(Dataset items)
####

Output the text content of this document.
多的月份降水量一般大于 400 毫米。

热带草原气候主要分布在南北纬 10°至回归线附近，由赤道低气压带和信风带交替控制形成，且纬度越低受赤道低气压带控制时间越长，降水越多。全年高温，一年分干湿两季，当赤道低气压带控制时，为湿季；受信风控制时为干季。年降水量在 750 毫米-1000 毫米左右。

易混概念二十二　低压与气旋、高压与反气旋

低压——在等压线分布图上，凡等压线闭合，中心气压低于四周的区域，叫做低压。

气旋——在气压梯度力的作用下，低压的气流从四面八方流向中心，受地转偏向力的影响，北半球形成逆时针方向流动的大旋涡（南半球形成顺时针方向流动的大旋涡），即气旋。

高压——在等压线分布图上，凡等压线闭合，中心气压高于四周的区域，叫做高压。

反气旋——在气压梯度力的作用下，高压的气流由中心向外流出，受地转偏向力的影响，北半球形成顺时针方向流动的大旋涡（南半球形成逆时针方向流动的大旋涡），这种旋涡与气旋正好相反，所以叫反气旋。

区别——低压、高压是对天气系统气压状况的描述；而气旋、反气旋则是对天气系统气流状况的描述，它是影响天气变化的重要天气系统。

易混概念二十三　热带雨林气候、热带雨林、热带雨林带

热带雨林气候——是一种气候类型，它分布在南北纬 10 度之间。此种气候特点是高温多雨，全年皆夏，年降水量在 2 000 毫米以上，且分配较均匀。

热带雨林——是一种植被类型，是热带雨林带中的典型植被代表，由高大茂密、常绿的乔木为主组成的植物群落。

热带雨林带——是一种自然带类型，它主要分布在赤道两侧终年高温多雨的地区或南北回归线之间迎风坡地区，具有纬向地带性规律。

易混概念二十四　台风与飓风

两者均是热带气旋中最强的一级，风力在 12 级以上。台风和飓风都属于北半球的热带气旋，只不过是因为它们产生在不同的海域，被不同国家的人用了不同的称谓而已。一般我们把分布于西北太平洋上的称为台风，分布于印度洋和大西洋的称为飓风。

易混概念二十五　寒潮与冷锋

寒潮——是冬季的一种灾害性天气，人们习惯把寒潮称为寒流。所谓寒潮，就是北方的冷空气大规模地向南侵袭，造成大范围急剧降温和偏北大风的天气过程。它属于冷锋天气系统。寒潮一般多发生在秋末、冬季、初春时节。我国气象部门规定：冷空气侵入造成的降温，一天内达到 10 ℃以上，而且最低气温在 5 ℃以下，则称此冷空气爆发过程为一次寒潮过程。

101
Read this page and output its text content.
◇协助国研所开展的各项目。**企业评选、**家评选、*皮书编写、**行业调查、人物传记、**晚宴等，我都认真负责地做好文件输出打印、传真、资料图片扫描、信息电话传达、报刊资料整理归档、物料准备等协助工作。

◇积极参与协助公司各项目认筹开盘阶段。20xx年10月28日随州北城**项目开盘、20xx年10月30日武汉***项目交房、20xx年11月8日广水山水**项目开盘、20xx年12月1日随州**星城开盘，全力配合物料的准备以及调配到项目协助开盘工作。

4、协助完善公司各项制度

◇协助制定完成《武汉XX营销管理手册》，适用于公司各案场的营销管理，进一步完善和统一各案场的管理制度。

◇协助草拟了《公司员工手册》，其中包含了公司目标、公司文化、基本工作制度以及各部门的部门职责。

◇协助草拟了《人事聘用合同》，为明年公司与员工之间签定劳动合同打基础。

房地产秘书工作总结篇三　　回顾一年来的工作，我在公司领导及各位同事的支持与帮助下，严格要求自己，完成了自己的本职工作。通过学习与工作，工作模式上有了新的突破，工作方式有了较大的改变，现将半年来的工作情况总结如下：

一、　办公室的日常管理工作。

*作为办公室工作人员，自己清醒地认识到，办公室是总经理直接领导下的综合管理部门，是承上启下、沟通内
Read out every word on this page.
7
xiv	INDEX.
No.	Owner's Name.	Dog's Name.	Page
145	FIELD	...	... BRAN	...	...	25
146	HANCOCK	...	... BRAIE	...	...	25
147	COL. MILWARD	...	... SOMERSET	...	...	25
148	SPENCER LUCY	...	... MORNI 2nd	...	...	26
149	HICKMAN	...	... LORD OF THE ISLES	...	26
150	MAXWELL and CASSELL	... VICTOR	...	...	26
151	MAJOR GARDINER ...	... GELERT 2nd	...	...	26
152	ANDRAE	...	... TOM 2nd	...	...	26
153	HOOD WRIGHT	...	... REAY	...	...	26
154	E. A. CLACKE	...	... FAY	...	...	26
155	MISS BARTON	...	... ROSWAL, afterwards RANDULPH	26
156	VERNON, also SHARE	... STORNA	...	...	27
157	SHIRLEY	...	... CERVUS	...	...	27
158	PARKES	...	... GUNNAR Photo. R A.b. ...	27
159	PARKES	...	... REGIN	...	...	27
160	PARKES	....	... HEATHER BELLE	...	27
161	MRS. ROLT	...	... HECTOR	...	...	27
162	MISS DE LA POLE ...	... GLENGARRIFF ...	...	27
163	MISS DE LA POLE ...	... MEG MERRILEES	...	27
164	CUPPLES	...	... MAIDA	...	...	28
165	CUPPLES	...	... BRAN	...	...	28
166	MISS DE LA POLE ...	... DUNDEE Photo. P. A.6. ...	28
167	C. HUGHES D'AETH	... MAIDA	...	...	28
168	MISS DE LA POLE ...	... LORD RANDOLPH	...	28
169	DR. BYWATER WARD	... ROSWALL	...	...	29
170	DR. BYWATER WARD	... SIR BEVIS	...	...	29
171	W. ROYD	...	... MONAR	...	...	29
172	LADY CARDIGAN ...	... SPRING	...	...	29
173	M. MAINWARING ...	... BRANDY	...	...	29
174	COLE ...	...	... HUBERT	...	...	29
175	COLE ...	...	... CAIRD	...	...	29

####

§ EXERCISE REQUIREMENTS:
Write the complete data out, exactly as above.

§ RESULT:
Output the text content of this document.
多的月份降水量一般大于 400 毫米。

热带草原气候主要分布在南北纬 10°至回归线附近，由赤道低气压带和信风带交替控制形成，且纬度越低受赤道低气压带控制时间越长，降水越多。全年高温，一年分干湿两季，当赤道低气压带控制时，为湿季；受信风控制时为干季。年降水量在 750 毫米-1000 毫米左右。

易混概念二十二　低压与气旋、高压与反气旋

低压——在等压线分布图上，凡等压线闭合，中心气压低于四周的区域，叫做低压。

气旋——在气压梯度力的作用下，低压的气流从四面八方流向中心，受地转偏向力的影响，北半球形成逆时针方向流动的大旋涡（南半球形成顺时针方向流动的大旋涡），即气旋。

高压——在等压线分布图上，凡等压线闭合，中心气压高于四周的区域，叫做高压。

反气旋——在气压梯度力的作用下，高压的气流由中心向外流出，受地转偏向力的影响，北半球形成顺时针方向流动的大旋涡（南半球形成逆时针方向流动的大旋涡），这种旋涡与气旋正好相反，所以叫反气旋。

区别——低压、高压是对天气系统气压状况的描述；而气旋、反气旋则是对天气系统气流状况的描述，它是影响天气变化的重要天气系统。

易混概念二十三　热带雨林气候、热带雨林、热带雨林带

热带雨林气候——是一种气候类型，它分布在南北纬 10 度之间。此种气候特点是高温多雨，全年皆夏，年降水量在 2 000 毫米以上，且分配较均匀。

热带雨林——是一种植被类型，是热带雨林带中的典型植被代表，由高大茂密、常绿的乔木为主组成的植物群落。

热带雨林带——是一种自然带类型，它主要分布在赤道两侧终年高温多雨的地区或南北回归线之间迎风坡地区，具有纬向地带性规律。

易混概念二十四　台风与飓风

两者均是热带气旋中最强的一级，风力在 12 级以上。台风和飓风都属于北半球的热带气旋，只不过是因为它们产生在不同的海域，被不同国家的人用了不同的称谓而已。一般我们把分布于西北太平洋上的称为台风，分布于印度洋和大西洋的称为飓风。

易混概念二十五　寒潮与冷锋

寒潮——是冬季的一种灾害性天气，人们习惯把寒潮称为寒流。所谓寒潮，就是北方的冷空气大规模地向南侵袭，造成大范围急剧降温和偏北大风的天气过程。它属于冷锋天气系统。寒潮一般多发生在秋末、冬季、初春时节。我国气象部门规定：冷空气侵入造成的降温，一天内达到 10 ℃以上，而且最低气温在 5 ℃以下，则称此冷空气爆发过程为一次寒潮过程。

101
Read this page and output its text content.
◇协助国研所开展的各项目。**企业评选、**家评选、*皮书编写、**行业调查、人物传记、**晚宴等，我都认真负责地做好文件输出打印、传真、资料图片扫描、信息电话传达、报刊资料整理归档、物料准备等协助工作。

◇积极参与协助公司各项目认筹开盘阶段。20xx年10月28日随州北城**项目开盘、20xx年10月30日武汉***项目交房、20xx年11月8日广水山水**项目开盘、20xx年12月1日随州**星城开盘，全力配合物料的准备以及调配到项目协助开盘工作。

4、协助完善公司各项制度

◇协助制定完成《武汉XX营销管理手册》，适用于公司各案场的营销管理，进一步完善和统一各案场的管理制度。

◇协助草拟了《公司员工手册》，其中包含了公司目标、公司文化、基本工作制度以及各部门的部门职责。

◇协助草拟了《人事聘用合同》，为明年公司与员工之间签定劳动合同打基础。

房地产秘书工作总结篇三　　回顾一年来的工作，我在公司领导及各位同事的支持与帮助下，严格要求自己，完成了自己的本职工作。通过学习与工作，工作模式上有了新的突破，工作方式有了较大的改变，现将半年来的工作情况总结如下：

一、　办公室的日常管理工作。

*作为办公室工作人员，自己清醒地认识到，办公室是总经理直接领导下的综合管理部门，是承上启下、沟通内
Read out every word on this page.
7
xiv	INDEX.
No.	Owner's Name.	Dog's Name.	Page
145	FIELD	...	... BRAN	...	...	25
146	HANCOCK	...	... BRAIE	...	...	25
147	COL. MILWARD	...	... SOMERSET	...	...	25
148	SPENCER LUCY	...	... MORNI 2nd	...	...	26
149	HICKMAN	...	... LORD OF THE ISLES	...	26
150	MAXWELL and CASSELL	... VICTOR	...	...	26
151	MAJOR GARDINER ...	... GELERT 2nd	...	...	26
152	ANDRAE	...	... TOM 2nd	...	...	26
153	HOOD WRIGHT	...	... REAY	...	...	26
154	E. A. CLACKE	...	... FAY	...	...	26
155	MISS BARTON	...	... ROSWAL, afterwards RANDULPH	26
156	VERNON, also SHARE	... STORNA	...	...	27
157	SHIRLEY	...	... CERVUS	...	...	27
158	PARKES	...	... GUNNAR Photo. R A.b. ...	27
159	PARKES	...	... REGIN	...	...	27
160	PARKES	....	... HEATHER BELLE	...	27
161	MRS. ROLT	...	... HECTOR	...	...	27
162	MISS DE LA POLE ...	... GLENGARRIFF ...	...	27
163	MISS DE LA POLE ...	... MEG MERRILEES	...	27
164	CUPPLES	...	... MAIDA	...	...	28
165	CUPPLES	...	... BRAN	...	...	28
166	MISS DE LA POLE ...	... DUNDEE Photo. P. A.6. ...	28
167	C. HUGHES D'AETH	... MAIDA	...	...	28
168	MISS DE LA POLE ...	... LORD RANDOLPH	...	28
169	DR. BYWATER WARD	... ROSWALL	...	...	29
170	DR. BYWATER WARD	... SIR BEVIS	...	...	29
171	W. ROYD	...	... MONAR	...	...	29
172	LADY CARDIGAN ...	... SPRING	...	...	29
173	M. MAINWARING ...	... BRANDY	...	...	29
174	COLE ...	...	... HUBERT	...	...	29
175	COLE ...	...	... CAIRD	...	...	29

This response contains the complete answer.